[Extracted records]
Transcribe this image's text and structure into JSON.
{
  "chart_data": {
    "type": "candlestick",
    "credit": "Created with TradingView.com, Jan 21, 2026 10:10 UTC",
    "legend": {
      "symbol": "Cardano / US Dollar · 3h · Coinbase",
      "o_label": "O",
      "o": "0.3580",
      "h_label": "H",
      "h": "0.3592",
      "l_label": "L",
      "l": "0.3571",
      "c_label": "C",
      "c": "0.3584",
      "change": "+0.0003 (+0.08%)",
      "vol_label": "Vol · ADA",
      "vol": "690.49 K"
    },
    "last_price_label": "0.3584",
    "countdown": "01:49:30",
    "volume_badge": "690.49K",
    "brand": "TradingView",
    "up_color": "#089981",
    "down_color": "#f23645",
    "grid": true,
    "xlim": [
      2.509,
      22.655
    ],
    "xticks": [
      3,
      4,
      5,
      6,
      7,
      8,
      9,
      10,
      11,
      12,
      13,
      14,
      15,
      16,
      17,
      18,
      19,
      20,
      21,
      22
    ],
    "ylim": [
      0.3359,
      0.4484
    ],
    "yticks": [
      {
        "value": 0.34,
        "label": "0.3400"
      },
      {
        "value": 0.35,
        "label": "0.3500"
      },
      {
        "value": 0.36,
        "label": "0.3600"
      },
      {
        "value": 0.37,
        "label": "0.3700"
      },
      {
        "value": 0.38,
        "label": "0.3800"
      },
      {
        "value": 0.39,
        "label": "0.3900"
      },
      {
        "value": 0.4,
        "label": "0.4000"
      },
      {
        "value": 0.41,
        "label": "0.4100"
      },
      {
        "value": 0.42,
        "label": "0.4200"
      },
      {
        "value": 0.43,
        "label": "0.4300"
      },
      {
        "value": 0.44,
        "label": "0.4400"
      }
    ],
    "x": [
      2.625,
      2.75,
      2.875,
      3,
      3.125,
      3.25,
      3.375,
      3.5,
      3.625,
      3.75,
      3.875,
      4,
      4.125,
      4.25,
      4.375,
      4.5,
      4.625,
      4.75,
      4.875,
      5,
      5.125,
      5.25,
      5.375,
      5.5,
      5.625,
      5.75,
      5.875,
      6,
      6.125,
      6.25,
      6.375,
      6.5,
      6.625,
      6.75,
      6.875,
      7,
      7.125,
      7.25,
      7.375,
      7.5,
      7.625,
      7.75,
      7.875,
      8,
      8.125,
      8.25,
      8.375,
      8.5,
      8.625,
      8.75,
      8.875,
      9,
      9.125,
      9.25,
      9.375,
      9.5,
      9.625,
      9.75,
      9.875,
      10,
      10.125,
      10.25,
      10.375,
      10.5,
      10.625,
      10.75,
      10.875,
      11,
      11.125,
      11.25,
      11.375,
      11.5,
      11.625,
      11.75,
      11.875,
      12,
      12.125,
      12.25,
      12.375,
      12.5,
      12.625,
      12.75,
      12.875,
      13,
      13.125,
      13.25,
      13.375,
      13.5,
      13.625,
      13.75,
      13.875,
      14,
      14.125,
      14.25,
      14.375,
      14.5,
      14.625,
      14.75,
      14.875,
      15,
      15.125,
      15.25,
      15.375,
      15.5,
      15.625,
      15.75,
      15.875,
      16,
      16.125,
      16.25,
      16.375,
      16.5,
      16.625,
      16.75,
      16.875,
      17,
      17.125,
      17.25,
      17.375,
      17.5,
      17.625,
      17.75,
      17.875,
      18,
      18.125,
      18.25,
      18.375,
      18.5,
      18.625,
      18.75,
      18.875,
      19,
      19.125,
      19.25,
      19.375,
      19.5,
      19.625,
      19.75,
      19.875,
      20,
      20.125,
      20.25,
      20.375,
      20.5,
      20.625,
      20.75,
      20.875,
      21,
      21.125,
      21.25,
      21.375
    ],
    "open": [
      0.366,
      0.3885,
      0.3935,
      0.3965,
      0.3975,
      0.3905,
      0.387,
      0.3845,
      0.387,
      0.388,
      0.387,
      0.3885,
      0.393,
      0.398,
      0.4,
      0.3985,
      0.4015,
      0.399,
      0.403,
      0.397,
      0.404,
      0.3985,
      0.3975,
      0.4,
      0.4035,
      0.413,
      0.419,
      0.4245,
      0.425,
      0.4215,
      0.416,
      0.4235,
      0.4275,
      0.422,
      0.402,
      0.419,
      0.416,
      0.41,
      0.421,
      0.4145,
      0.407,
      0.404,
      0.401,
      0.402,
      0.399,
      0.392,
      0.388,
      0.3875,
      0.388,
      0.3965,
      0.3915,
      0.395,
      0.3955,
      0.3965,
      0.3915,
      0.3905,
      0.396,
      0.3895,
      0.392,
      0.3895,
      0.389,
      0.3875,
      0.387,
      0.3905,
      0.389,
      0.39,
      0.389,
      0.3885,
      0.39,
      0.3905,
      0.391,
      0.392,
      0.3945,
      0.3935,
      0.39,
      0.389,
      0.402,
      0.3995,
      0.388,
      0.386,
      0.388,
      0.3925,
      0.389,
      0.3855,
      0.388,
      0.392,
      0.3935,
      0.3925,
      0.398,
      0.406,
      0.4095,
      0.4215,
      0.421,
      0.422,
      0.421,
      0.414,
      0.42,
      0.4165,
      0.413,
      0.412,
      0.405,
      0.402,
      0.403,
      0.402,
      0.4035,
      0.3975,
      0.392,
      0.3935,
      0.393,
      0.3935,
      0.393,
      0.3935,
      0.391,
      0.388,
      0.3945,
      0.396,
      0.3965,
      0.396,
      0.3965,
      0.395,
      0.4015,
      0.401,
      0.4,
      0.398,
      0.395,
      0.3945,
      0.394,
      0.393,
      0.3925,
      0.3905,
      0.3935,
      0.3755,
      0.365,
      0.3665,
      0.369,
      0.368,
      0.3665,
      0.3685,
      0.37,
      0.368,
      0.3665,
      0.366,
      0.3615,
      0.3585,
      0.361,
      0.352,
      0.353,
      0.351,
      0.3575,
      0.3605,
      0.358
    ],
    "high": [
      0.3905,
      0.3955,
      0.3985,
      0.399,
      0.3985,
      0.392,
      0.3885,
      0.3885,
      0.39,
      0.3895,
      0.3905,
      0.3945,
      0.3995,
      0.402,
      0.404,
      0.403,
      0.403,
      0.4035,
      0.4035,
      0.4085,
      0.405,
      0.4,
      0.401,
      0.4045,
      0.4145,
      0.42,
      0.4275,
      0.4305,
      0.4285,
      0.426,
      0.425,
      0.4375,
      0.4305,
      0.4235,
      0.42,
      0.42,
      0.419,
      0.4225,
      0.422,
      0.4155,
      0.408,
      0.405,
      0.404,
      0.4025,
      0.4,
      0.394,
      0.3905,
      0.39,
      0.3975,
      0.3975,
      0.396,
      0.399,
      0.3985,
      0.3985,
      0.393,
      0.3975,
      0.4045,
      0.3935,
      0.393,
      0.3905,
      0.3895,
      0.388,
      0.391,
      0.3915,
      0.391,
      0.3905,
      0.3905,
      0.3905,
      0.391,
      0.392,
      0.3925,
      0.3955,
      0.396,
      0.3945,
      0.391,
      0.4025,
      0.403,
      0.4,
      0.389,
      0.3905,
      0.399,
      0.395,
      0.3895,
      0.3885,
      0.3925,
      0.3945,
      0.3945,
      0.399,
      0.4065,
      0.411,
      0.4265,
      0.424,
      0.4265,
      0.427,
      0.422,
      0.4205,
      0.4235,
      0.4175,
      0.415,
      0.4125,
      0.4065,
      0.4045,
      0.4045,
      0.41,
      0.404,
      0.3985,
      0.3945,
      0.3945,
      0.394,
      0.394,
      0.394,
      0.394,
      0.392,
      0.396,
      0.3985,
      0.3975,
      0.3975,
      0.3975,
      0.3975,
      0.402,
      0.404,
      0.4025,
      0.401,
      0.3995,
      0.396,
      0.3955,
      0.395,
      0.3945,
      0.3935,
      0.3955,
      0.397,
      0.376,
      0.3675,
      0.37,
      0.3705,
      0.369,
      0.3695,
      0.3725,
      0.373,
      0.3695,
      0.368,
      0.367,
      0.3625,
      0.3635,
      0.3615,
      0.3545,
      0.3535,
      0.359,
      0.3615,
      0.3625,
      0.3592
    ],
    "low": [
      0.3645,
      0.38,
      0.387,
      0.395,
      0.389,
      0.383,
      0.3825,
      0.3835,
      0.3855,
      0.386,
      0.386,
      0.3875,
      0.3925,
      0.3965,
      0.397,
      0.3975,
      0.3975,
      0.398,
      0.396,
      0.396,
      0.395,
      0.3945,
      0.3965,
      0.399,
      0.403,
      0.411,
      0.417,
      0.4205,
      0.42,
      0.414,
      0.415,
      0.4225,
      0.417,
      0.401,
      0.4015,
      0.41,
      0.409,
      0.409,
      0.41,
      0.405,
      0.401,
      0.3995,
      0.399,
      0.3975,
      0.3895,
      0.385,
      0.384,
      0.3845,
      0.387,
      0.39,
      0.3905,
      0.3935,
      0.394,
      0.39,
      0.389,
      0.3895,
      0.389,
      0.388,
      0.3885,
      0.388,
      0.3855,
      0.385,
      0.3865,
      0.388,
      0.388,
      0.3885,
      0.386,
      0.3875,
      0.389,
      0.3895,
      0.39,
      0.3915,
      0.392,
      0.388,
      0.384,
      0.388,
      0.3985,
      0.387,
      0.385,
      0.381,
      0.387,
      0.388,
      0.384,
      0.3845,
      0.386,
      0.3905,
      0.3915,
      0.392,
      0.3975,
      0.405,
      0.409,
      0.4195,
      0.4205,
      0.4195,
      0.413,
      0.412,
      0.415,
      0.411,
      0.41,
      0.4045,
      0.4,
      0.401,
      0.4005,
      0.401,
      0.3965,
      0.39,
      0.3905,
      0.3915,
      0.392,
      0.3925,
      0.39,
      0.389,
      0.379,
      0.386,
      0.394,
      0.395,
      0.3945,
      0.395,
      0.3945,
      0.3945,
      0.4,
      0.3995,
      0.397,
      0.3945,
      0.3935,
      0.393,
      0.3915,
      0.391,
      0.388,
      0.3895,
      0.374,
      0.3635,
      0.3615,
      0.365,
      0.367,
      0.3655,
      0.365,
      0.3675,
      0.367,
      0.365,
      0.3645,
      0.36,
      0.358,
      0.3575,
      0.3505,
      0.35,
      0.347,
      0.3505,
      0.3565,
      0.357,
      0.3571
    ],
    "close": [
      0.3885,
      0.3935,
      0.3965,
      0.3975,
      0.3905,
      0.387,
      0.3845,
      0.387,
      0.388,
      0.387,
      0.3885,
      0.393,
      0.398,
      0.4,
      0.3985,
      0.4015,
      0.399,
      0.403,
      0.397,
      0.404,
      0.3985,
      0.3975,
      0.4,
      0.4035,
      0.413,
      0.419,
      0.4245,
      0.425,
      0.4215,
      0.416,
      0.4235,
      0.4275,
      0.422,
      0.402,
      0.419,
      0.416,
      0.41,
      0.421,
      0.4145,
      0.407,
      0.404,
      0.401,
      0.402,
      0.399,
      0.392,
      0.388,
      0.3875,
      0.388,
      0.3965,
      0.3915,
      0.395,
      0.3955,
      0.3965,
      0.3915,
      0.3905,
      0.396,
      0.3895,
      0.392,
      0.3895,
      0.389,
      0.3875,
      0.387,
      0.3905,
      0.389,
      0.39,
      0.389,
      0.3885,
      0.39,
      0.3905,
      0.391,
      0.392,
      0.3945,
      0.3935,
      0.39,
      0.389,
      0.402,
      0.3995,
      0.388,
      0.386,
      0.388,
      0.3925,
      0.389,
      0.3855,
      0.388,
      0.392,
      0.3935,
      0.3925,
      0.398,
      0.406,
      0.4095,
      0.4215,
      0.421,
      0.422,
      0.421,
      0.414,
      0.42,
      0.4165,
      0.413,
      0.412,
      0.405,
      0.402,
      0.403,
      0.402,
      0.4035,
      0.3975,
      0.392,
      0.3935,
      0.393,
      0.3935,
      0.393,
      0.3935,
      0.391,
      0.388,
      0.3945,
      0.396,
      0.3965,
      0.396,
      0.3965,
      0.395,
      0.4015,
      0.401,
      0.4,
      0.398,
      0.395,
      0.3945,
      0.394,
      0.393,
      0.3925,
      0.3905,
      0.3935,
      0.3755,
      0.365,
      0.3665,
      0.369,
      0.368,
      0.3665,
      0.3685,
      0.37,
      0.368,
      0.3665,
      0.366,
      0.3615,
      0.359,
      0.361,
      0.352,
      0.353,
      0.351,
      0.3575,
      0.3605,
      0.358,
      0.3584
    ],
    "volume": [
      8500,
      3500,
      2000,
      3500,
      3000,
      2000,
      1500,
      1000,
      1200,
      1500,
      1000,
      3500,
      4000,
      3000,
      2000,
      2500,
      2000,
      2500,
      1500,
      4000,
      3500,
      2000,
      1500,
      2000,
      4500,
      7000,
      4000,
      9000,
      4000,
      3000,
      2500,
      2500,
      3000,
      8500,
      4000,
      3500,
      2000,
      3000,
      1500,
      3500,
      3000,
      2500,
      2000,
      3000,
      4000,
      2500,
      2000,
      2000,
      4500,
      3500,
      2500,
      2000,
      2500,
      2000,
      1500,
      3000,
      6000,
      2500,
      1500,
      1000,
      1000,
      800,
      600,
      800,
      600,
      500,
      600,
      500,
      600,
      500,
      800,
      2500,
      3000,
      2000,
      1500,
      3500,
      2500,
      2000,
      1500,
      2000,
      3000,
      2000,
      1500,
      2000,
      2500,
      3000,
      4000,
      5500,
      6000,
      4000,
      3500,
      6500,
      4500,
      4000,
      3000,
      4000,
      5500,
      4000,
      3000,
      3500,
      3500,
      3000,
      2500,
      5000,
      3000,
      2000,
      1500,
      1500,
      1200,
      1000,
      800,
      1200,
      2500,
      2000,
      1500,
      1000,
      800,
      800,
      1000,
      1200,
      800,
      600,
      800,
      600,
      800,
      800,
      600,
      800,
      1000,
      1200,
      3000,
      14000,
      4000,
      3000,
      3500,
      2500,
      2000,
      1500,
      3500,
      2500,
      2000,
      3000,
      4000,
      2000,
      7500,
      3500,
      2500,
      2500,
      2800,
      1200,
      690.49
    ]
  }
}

Task details – Only a number is wanted: how many lines contain the word "TradingView"?

Exercise answer – 2